* Begin LISTED ENTRIES *
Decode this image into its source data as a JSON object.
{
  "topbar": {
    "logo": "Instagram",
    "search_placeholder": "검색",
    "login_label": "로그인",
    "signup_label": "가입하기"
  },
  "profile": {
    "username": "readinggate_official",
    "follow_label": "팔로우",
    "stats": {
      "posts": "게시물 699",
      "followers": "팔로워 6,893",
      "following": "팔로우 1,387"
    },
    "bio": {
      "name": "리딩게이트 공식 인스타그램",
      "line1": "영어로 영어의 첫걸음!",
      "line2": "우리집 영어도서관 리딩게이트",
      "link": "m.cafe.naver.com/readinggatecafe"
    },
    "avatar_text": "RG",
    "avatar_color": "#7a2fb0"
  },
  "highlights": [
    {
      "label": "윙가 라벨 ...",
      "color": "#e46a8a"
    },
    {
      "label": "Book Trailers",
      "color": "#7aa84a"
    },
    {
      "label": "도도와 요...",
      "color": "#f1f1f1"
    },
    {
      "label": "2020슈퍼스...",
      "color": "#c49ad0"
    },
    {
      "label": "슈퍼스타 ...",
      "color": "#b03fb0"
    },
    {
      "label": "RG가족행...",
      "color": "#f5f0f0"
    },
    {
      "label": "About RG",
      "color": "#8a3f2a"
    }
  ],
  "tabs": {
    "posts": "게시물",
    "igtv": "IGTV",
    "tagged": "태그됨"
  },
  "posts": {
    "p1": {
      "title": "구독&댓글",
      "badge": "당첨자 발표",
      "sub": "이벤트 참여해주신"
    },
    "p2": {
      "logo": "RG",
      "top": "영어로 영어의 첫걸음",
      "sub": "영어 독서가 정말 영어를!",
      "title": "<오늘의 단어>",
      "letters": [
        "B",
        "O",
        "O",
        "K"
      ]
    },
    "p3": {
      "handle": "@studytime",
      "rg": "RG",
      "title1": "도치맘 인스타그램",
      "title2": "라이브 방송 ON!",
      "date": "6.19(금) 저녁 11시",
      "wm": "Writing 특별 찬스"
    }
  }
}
* End LISTED ENTRIES *
▸ **PROBLEM TO SOLVE**: Return the material exactly as it stands.

▸ **ANSWER TO THE EXERCISE**:
Decode this image into its source data as a JSON object.
{
  "topbar": {
    "logo": "Instagram",
    "search_placeholder": "검색",
    "login_label": "로그인",
    "signup_label": "가입하기"
  },
  "profile": {
    "username": "readinggate_official",
    "follow_label": "팔로우",
    "stats": {
      "posts": "게시물 699",
      "followers": "팔로워 6,893",
      "following": "팔로우 1,387"
    },
    "bio": {
      "name": "리딩게이트 공식 인스타그램",
      "line1": "영어로 영어의 첫걸음!",
      "line2": "우리집 영어도서관 리딩게이트",
      "link": "m.cafe.naver.com/readinggatecafe"
    },
    "avatar_text": "RG",
    "avatar_color": "#7a2fb0"
  },
  "highlights": [
    {
      "label": "윙가 라벨 ...",
      "color": "#e46a8a"
    },
    {
      "label": "Book Trailers",
      "color": "#7aa84a"
    },
    {
      "label": "도도와 요...",
      "color": "#f1f1f1"
    },
    {
      "label": "2020슈퍼스...",
      "color": "#c49ad0"
    },
    {
      "label": "슈퍼스타 ...",
      "color": "#b03fb0"
    },
    {
      "label": "RG가족행...",
      "color": "#f5f0f0"
    },
    {
      "label": "About RG",
      "color": "#8a3f2a"
    }
  ],
  "tabs": {
    "posts": "게시물",
    "igtv": "IGTV",
    "tagged": "태그됨"
  },
  "posts": {
    "p1": {
      "title": "구독&댓글",
      "badge": "당첨자 발표",
      "sub": "이벤트 참여해주신"
    },
    "p2": {
      "logo": "RG",
      "top": "영어로 영어의 첫걸음",
      "sub": "영어 독서가 정말 영어를!",
      "title": "<오늘의 단어>",
      "letters": [
        "B",
        "O",
        "O",
        "K"
      ]
    },
    "p3": {
      "handle": "@studytime",
      "rg": "RG",
      "title1": "도치맘 인스타그램",
      "title2": "라이브 방송 ON!",
      "date": "6.19(금) 저녁 11시",
      "wm": "Writing 특별 찬스"
    }
  }
}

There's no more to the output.